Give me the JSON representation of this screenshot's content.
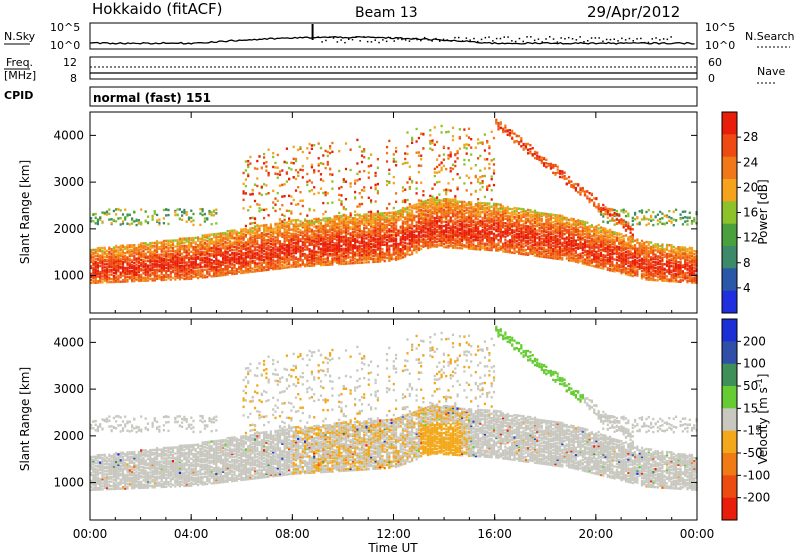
{
  "header": {
    "station": "Hokkaido (fitACF)",
    "beam": "Beam 13",
    "date": "29/Apr/2012"
  },
  "noise_panel": {
    "left_label": "N.Sky",
    "left_ticks": [
      "10^5",
      "10^0"
    ],
    "right_ticks": [
      "10^5",
      "10^0"
    ],
    "right_label": "N.Search"
  },
  "freq_panel": {
    "left_label_top": "Freq.",
    "left_label_unit": "[MHz]",
    "left_ticks": [
      "12",
      "8"
    ],
    "right_ticks": [
      "60",
      "0"
    ],
    "right_label": "Nave"
  },
  "cpid_panel": {
    "label": "CPID",
    "mode": "normal (fast) 151"
  },
  "colors": {
    "power": [
      "#1f2fe0",
      "#2b57a8",
      "#3c8a6a",
      "#4aa03c",
      "#8cc32b",
      "#f5a21c",
      "#f07818",
      "#ee4a12",
      "#e81e0a"
    ],
    "velocity": [
      "#1c2fd6",
      "#2f4fa8",
      "#3f8f58",
      "#66cc33",
      "#c8c8c0",
      "#f2a81a",
      "#f07a14",
      "#ec4c10",
      "#e81e0a"
    ],
    "ground_scatter": "#c8c8c0"
  },
  "chart_data": [
    {
      "type": "heatmap",
      "name": "power",
      "ylabel": "Slant Range [km]",
      "yticks": [
        "1000",
        "2000",
        "3000",
        "4000"
      ],
      "ylim": [
        200,
        4500
      ],
      "xlim": [
        0,
        24
      ],
      "colorbar": {
        "label": "Power [dB]",
        "ticks": [
          "28",
          "24",
          "20",
          "16",
          "12",
          "8",
          "4"
        ],
        "range": [
          0,
          32
        ]
      },
      "features": [
        {
          "desc": "main F-region band",
          "x": [
            0,
            4,
            8,
            12,
            13.5,
            16,
            19,
            22,
            24
          ],
          "y": [
            1150,
            1300,
            1600,
            1750,
            2050,
            1950,
            1700,
            1250,
            1150
          ]
        },
        {
          "desc": "near range ionospheric band",
          "x": [
            0,
            24
          ],
          "y": [
            2300,
            2200
          ]
        }
      ]
    },
    {
      "type": "heatmap",
      "name": "velocity",
      "ylabel": "Slant Range [km]",
      "yticks": [
        "1000",
        "2000",
        "3000",
        "4000"
      ],
      "ylim": [
        200,
        4500
      ],
      "xlim": [
        0,
        24
      ],
      "colorbar": {
        "label": "Velocity [m s^-1]",
        "ticks": [
          "200",
          "100",
          "50",
          "15",
          "-15",
          "-50",
          "-100",
          "-200"
        ],
        "range": [
          -300,
          300
        ]
      }
    }
  ],
  "xaxis": {
    "ticks": [
      "00:00",
      "04:00",
      "08:00",
      "12:00",
      "16:00",
      "20:00",
      "00:00"
    ],
    "label": "Time UT"
  }
}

++++++++++

### Problem description
Print the records word for word and exclude any picture they hold.

### Reply to the task
Give me the JSON representation of this screenshot's content.
{
  "header": {
    "station": "Hokkaido (fitACF)",
    "beam": "Beam 13",
    "date": "29/Apr/2012"
  },
  "noise_panel": {
    "left_label": "N.Sky",
    "left_ticks": [
      "10^5",
      "10^0"
    ],
    "right_ticks": [
      "10^5",
      "10^0"
    ],
    "right_label": "N.Search"
  },
  "freq_panel": {
    "left_label_top": "Freq.",
    "left_label_unit": "[MHz]",
    "left_ticks": [
      "12",
      "8"
    ],
    "right_ticks": [
      "60",
      "0"
    ],
    "right_label": "Nave"
  },
  "cpid_panel": {
    "label": "CPID",
    "mode": "normal (fast) 151"
  },
  "colors": {
    "power": [
      "#1f2fe0",
      "#2b57a8",
      "#3c8a6a",
      "#4aa03c",
      "#8cc32b",
      "#f5a21c",
      "#f07818",
      "#ee4a12",
      "#e81e0a"
    ],
    "velocity": [
      "#1c2fd6",
      "#2f4fa8",
      "#3f8f58",
      "#66cc33",
      "#c8c8c0",
      "#f2a81a",
      "#f07a14",
      "#ec4c10",
      "#e81e0a"
    ],
    "ground_scatter": "#c8c8c0"
  },
  "chart_data": [
    {
      "type": "heatmap",
      "name": "power",
      "ylabel": "Slant Range [km]",
      "yticks": [
        "1000",
        "2000",
        "3000",
        "4000"
      ],
      "ylim": [
        200,
        4500
      ],
      "xlim": [
        0,
        24
      ],
      "colorbar": {
        "label": "Power [dB]",
        "ticks": [
          "28",
          "24",
          "20",
          "16",
          "12",
          "8",
          "4"
        ],
        "range": [
          0,
          32
        ]
      },
      "features": [
        {
          "desc": "main F-region band",
          "x": [
            0,
            4,
            8,
            12,
            13.5,
            16,
            19,
            22,
            24
          ],
          "y": [
            1150,
            1300,
            1600,
            1750,
            2050,
            1950,
            1700,
            1250,
            1150
          ]
        },
        {
          "desc": "near range ionospheric band",
          "x": [
            0,
            24
          ],
          "y": [
            2300,
            2200
          ]
        }
      ]
    },
    {
      "type": "heatmap",
      "name": "velocity",
      "ylabel": "Slant Range [km]",
      "yticks": [
        "1000",
        "2000",
        "3000",
        "4000"
      ],
      "ylim": [
        200,
        4500
      ],
      "xlim": [
        0,
        24
      ],
      "colorbar": {
        "label": "Velocity [m s^-1]",
        "ticks": [
          "200",
          "100",
          "50",
          "15",
          "-15",
          "-50",
          "-100",
          "-200"
        ],
        "range": [
          -300,
          300
        ]
      }
    }
  ],
  "xaxis": {
    "ticks": [
      "00:00",
      "04:00",
      "08:00",
      "12:00",
      "16:00",
      "20:00",
      "00:00"
    ],
    "label": "Time UT"
  }
}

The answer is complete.